__Exercise objective__: Answer with a single number, the count of lines holding the word "this".

(Data records)
▼
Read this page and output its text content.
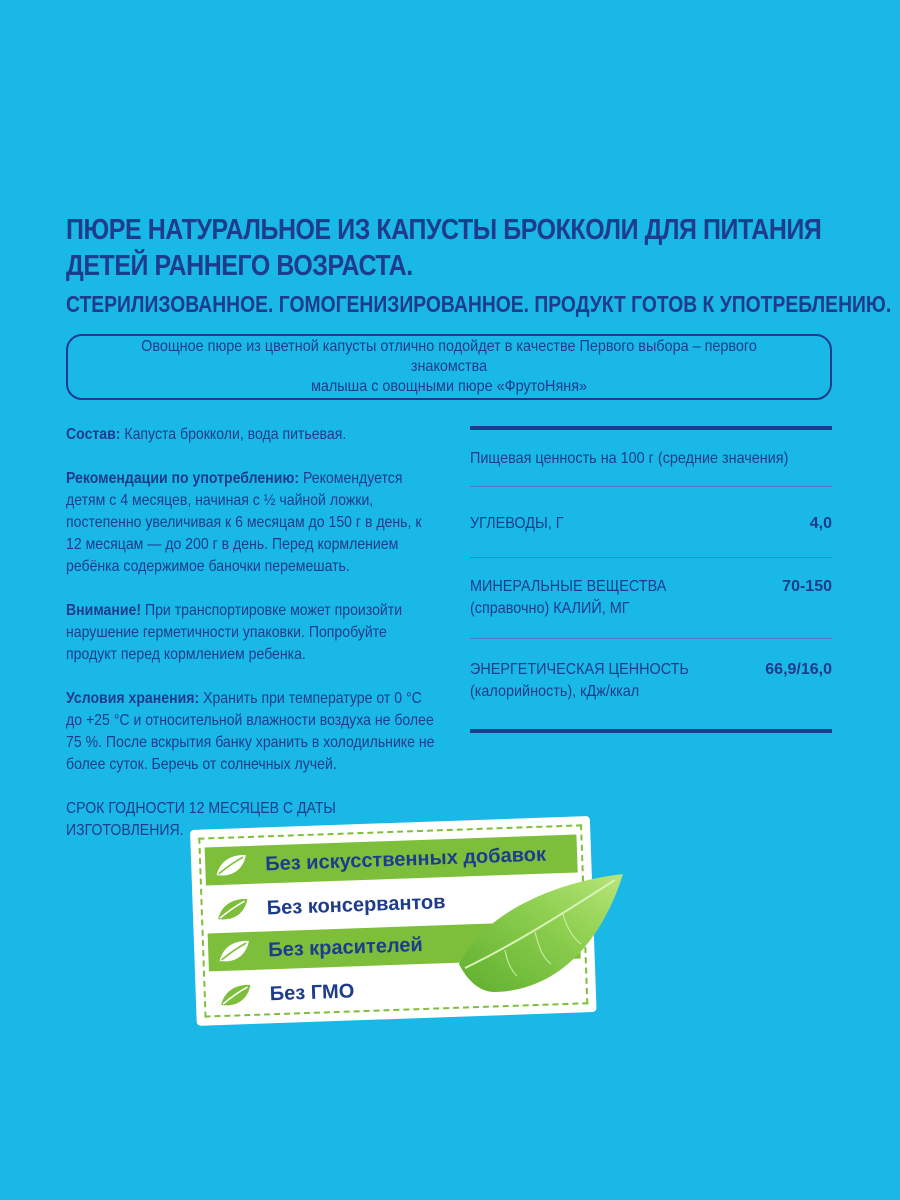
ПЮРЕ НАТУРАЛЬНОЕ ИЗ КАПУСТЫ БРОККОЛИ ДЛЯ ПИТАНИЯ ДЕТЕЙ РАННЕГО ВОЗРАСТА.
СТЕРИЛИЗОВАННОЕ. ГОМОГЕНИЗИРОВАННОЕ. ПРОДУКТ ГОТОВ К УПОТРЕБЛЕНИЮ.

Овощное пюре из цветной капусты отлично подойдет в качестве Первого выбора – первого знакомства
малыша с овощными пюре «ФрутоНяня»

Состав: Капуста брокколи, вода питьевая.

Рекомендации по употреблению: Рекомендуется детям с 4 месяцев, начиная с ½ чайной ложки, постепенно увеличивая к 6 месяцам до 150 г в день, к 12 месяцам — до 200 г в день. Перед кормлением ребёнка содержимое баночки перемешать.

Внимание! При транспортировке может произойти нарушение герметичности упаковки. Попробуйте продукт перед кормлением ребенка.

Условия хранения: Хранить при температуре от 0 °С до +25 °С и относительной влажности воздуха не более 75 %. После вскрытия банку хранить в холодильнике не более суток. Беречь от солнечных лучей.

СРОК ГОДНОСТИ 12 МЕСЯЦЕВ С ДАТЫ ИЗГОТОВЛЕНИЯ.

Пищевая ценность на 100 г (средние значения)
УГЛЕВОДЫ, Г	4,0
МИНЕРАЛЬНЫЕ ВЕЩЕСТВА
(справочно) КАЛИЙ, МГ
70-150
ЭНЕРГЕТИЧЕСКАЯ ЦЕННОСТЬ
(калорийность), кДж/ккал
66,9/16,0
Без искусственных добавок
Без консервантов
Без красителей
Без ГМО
▲
▼
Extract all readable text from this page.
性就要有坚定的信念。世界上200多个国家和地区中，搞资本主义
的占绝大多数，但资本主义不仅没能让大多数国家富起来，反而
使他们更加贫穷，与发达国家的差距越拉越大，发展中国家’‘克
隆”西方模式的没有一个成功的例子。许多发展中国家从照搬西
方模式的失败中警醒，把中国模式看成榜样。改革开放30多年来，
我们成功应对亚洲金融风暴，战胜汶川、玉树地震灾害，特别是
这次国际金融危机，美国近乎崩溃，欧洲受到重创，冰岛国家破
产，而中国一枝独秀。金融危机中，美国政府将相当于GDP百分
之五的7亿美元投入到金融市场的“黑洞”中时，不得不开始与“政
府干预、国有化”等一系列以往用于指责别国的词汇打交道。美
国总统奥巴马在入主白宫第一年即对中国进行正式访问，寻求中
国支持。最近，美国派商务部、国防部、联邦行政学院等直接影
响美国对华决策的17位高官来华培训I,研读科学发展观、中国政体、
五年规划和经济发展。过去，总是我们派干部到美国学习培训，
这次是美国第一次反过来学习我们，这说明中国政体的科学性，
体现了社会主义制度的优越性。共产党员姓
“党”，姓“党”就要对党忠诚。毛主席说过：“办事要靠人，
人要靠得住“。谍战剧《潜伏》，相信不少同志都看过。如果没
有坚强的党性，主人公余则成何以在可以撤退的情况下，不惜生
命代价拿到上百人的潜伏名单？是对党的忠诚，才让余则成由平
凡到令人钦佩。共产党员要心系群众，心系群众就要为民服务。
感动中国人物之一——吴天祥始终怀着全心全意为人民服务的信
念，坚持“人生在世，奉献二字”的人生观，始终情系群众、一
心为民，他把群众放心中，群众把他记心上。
▲
__Task output__: 2